Begin The records
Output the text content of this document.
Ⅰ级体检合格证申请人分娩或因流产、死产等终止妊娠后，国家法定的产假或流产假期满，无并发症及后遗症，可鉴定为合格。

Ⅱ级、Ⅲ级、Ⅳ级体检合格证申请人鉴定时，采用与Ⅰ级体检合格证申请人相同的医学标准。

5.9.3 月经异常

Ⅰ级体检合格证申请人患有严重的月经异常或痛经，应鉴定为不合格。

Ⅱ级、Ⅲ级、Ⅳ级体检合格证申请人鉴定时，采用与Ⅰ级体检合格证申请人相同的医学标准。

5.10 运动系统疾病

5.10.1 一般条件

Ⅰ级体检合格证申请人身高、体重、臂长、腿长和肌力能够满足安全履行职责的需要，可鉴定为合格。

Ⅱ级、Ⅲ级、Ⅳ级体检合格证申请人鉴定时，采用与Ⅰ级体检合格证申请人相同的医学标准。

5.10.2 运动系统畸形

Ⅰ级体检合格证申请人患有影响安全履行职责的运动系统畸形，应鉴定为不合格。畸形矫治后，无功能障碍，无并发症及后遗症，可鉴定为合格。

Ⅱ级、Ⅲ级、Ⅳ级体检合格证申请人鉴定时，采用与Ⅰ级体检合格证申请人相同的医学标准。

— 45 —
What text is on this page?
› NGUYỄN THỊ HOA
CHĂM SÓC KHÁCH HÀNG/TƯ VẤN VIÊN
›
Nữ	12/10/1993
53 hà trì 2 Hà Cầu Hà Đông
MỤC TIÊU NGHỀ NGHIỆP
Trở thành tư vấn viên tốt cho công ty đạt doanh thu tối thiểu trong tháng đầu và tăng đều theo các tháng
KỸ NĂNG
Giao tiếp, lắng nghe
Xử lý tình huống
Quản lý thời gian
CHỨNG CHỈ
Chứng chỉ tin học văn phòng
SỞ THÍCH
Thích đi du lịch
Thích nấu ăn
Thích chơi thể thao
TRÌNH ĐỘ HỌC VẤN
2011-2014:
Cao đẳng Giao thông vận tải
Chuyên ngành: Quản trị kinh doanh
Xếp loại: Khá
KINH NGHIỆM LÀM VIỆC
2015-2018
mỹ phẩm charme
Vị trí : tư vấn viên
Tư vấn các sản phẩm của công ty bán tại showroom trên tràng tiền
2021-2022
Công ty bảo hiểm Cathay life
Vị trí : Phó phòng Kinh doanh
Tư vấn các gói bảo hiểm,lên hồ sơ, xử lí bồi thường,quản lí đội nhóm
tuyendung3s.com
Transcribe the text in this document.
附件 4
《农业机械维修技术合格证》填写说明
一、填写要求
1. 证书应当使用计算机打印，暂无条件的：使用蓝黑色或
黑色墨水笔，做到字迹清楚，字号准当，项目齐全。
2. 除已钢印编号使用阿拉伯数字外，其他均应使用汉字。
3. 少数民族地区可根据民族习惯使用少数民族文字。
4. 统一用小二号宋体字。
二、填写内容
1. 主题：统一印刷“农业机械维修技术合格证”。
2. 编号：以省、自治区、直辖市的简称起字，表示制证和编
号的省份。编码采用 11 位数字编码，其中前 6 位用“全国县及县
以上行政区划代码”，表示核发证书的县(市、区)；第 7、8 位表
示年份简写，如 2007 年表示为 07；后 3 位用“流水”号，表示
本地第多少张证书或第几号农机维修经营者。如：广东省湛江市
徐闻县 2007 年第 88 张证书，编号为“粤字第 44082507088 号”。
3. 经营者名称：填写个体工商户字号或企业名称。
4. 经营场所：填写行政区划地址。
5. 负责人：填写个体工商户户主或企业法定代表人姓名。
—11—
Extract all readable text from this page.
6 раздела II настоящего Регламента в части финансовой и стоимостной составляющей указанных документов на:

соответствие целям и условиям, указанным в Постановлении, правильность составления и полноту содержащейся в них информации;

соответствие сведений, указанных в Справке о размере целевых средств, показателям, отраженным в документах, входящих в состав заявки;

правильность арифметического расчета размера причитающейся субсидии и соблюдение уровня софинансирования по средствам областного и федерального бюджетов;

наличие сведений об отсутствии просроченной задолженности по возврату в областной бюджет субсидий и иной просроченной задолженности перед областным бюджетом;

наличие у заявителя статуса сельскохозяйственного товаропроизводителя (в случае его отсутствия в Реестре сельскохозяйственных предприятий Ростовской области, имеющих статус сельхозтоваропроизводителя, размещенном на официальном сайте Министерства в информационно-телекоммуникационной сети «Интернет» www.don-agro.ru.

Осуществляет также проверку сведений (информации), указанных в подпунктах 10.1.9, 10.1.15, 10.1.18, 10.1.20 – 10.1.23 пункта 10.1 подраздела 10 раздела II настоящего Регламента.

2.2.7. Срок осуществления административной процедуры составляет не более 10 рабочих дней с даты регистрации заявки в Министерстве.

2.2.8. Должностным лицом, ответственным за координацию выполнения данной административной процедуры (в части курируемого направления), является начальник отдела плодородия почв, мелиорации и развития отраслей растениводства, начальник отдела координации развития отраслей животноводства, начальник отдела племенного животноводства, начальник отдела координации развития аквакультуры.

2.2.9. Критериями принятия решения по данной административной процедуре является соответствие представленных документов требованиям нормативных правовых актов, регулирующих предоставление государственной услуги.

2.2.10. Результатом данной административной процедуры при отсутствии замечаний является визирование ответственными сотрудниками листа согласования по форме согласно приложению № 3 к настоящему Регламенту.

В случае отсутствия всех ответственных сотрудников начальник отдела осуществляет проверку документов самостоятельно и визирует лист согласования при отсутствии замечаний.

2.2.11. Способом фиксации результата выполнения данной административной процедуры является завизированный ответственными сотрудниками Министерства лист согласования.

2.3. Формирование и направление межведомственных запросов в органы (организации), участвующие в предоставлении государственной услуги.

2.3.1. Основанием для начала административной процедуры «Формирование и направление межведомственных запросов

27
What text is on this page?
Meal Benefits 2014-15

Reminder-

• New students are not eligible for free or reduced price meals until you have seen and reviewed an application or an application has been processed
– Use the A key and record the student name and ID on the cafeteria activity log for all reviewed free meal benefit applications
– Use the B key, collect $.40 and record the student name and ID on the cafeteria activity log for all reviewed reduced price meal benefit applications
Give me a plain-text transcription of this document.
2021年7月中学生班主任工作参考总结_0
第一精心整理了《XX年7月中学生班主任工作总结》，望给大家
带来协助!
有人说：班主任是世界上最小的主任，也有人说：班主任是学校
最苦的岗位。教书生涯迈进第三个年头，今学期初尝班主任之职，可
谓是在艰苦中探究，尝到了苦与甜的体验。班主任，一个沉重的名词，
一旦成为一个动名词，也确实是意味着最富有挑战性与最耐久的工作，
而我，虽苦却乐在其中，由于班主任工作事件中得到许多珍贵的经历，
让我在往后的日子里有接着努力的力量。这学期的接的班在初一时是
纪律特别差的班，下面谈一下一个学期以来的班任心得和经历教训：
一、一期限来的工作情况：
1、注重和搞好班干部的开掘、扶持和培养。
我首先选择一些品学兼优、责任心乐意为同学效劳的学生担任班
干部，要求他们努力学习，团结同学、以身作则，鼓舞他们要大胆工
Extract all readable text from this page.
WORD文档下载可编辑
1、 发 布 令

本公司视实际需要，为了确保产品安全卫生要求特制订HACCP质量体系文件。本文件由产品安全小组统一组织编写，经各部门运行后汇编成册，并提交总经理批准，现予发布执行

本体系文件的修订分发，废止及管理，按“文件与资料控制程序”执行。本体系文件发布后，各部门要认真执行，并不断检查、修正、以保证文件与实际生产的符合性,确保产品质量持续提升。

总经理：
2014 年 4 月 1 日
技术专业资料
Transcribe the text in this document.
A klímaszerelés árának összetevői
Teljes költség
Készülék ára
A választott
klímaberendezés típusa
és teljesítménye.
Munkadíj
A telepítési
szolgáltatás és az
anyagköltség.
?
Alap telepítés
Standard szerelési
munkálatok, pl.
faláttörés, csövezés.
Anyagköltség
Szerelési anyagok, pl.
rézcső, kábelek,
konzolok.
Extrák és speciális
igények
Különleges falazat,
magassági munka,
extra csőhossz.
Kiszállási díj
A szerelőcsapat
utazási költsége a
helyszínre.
End The records
:: Short task ::
Return the lines of the records that include the string "应鉴定为不合格".

:: Solution to this exercise ::
Ⅰ级体检合格证申请人患有严重的月经异常或痛经，应鉴定为不合格。
Ⅰ级体检合格证申请人患有影响安全履行职责的运动系统畸形，应鉴定为不合格。畸形矫治后，无功能障碍，无并发症及后遗症，可鉴定为合格。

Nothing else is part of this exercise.